- [EXTRAIT DU DOCUMENT]:
De l’inter connexion indubitable entre la langue et la culture
Les peuples du monde ont toujours échangé et continueront de le faire. Tous ces échanges créent une mémoire collective du fait des expériences que nous partageons dans ce processus. Cette mémoire collective est ce qui, à travers les âges, constituera la culture d’un peuple. Cependant, la condition nécessaire pour perpétrer ces échanges, c’est bien la communication qui se fait par le biais de la langue. La langue représente dès lors le berceau de naissance, la courroie de transmission, mais aussi la porteuse de la mémoire d’un peuple. C’est la langue qui porte et transmet la culture, la langue, c’est la culture.
C’est dire que le meilleur moyen d’inculquer les valeurs culturelles d’un peuple à un autre, c’est d’abord de lui apprendre sa langue. Mieux encore, le meilleur moyen de supprimer la mémoire culturelle d’un peuple, c’est bien de l’éloigner de sa langue.

- [DONNÉES FOURNIES]:
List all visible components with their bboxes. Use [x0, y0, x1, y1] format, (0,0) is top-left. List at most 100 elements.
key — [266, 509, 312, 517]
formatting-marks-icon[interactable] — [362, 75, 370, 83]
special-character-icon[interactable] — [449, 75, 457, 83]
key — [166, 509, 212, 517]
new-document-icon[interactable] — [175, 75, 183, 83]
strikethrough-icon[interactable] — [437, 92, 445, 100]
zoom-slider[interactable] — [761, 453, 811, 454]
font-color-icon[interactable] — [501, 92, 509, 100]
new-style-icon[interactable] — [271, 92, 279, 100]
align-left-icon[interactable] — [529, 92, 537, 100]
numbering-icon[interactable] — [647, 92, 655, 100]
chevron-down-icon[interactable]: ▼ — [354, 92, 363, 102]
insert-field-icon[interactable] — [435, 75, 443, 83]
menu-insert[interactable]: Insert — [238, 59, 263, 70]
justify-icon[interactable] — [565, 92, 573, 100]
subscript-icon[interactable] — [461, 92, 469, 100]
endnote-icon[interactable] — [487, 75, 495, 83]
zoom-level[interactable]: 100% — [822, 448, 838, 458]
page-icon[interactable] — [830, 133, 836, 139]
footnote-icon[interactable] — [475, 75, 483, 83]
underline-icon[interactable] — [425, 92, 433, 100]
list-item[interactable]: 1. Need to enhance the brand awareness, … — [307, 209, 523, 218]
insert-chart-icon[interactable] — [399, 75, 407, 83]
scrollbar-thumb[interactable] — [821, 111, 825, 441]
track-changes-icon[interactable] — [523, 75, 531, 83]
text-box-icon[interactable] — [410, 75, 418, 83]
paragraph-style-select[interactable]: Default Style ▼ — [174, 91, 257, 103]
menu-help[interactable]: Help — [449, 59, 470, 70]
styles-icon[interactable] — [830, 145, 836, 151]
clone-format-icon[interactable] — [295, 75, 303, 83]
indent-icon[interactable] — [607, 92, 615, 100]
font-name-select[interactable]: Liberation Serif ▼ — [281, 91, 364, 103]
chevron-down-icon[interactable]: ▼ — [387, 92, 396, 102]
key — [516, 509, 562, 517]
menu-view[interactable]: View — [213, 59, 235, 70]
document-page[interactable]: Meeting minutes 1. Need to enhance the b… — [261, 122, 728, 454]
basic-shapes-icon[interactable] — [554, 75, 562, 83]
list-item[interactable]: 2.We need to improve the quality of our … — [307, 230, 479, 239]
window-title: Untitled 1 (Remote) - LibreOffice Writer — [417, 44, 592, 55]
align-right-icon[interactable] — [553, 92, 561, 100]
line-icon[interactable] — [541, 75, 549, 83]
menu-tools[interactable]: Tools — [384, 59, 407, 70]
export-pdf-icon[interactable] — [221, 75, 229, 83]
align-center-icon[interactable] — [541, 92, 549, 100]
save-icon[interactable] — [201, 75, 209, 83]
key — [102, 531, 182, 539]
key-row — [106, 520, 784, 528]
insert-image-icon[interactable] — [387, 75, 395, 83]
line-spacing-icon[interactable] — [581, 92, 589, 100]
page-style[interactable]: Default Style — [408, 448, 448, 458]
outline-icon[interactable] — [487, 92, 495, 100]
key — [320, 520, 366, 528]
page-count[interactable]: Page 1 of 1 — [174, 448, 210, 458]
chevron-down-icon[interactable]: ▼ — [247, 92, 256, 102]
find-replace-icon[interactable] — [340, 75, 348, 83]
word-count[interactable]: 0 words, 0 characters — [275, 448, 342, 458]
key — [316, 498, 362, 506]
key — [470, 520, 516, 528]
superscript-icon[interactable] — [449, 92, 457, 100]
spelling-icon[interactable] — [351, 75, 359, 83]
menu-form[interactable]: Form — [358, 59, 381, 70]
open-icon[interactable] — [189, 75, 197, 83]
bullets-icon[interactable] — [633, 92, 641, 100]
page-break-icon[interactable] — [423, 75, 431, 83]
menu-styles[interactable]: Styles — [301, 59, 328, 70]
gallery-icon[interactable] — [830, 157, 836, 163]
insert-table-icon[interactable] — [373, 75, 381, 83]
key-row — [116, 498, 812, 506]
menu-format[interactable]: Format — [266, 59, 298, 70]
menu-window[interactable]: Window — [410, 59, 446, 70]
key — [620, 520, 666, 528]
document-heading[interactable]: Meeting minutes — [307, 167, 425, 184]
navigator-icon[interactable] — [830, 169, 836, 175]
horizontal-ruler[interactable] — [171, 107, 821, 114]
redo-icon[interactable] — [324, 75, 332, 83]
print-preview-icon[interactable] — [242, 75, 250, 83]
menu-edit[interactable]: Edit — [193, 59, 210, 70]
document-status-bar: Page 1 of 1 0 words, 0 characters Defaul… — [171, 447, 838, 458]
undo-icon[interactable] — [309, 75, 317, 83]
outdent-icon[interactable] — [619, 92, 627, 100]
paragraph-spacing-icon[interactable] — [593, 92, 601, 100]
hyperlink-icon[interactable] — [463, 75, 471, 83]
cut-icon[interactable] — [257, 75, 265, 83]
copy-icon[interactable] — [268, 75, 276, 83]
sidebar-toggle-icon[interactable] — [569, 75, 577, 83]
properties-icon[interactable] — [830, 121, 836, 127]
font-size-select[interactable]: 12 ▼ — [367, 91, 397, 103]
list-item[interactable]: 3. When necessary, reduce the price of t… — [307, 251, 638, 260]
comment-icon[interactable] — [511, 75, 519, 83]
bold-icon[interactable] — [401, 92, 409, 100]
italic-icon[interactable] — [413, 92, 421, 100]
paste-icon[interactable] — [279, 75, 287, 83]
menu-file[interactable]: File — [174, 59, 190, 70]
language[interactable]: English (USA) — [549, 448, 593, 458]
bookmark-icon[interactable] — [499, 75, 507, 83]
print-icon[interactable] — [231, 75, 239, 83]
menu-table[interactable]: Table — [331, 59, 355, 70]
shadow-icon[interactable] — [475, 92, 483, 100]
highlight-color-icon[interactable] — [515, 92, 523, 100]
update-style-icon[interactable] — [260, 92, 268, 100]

- [CONSIGNES]:
• a. Dans le texte sur la langue et la culture, remplacez « mémoire collective » par « mémoire commune », puis recopiez tout le passage depuis « De l’inter connexion » jusqu'à « c’est la culture. ».
• b. D'après le texte sur la langue et la culture, quel est le meilleur moyen de supprimer la mémoire culturelle d'un peuple ?
• c. Poursuivez le texte sur la langue et la culture à la suite de sa dernière phrase.

- [RÉSULTATS DES EXERCICES]:
• a.
De l’inter connexion indubitable entre la langue et la culture
Les peuples du monde ont toujours échangé et continueront de le faire. Tous ces échanges créent une mémoire commune du fait des expériences que nous partageons dans ce processus. Cette mémoire commune est ce qui, à travers les âges, constituera la culture d’un peuple. Cependant, la condition nécessaire pour perpétrer ces échanges, c’est bien la communication qui se fait par le biais de la langue. La langue représente dès lors le berceau de naissance, la courroie de transmission, mais aussi la porteuse de la mémoire d’un peuple. C’est la langue qui porte et transmet la culture, la langue, c’est la culture.

• b. L'éloigner de sa langue.

• c.
L’auteur explique que l’enfant, pendant les périodes coloniales, voire postcoloniales, s’est vu exposé à ce processus de suppression et de remplacement de sa culture par la culture dominante. Ceci a été fait insidieusement au travers de son éducation qui l’a peu à peu éloigné de son environnement naturel, en lui enseignant un environnement qu’il ne pouvait paradoxalement que s’imaginer. Un coup, il était dans les champs en train de paitre son troupeau en lui chantant des chansons traditionnelles, la minute d’après, il était en classe à réciter les vers d’un WB Yeats. Un coup, il était près du feu à écouter les fables et les épopées des grands rois de son peuple, la minute d’après, on lui enseignait les grandes conquêtes des dynasties britanniques.
Cette rupture de l’harmonie entre son environnement naturel et ce qui lui était inculqué dans cette éducation coloniale a forcé l’enfant de la société coloniale et post coloniale à adopter un regard extérieur à lui-même sur lui-même. Il a évolué dans un environnement qui lui était désormais étranger tout en s’imprégnant des valeurs d’une société qui, bien qu’étrangère à lui, était présentée comme idéale, modèle, comme étant le seul point de vue duquel il doive se placer pour voir le monde. Quel homme allait-il devenir au soir de cette éducation d’emblée biaisée ?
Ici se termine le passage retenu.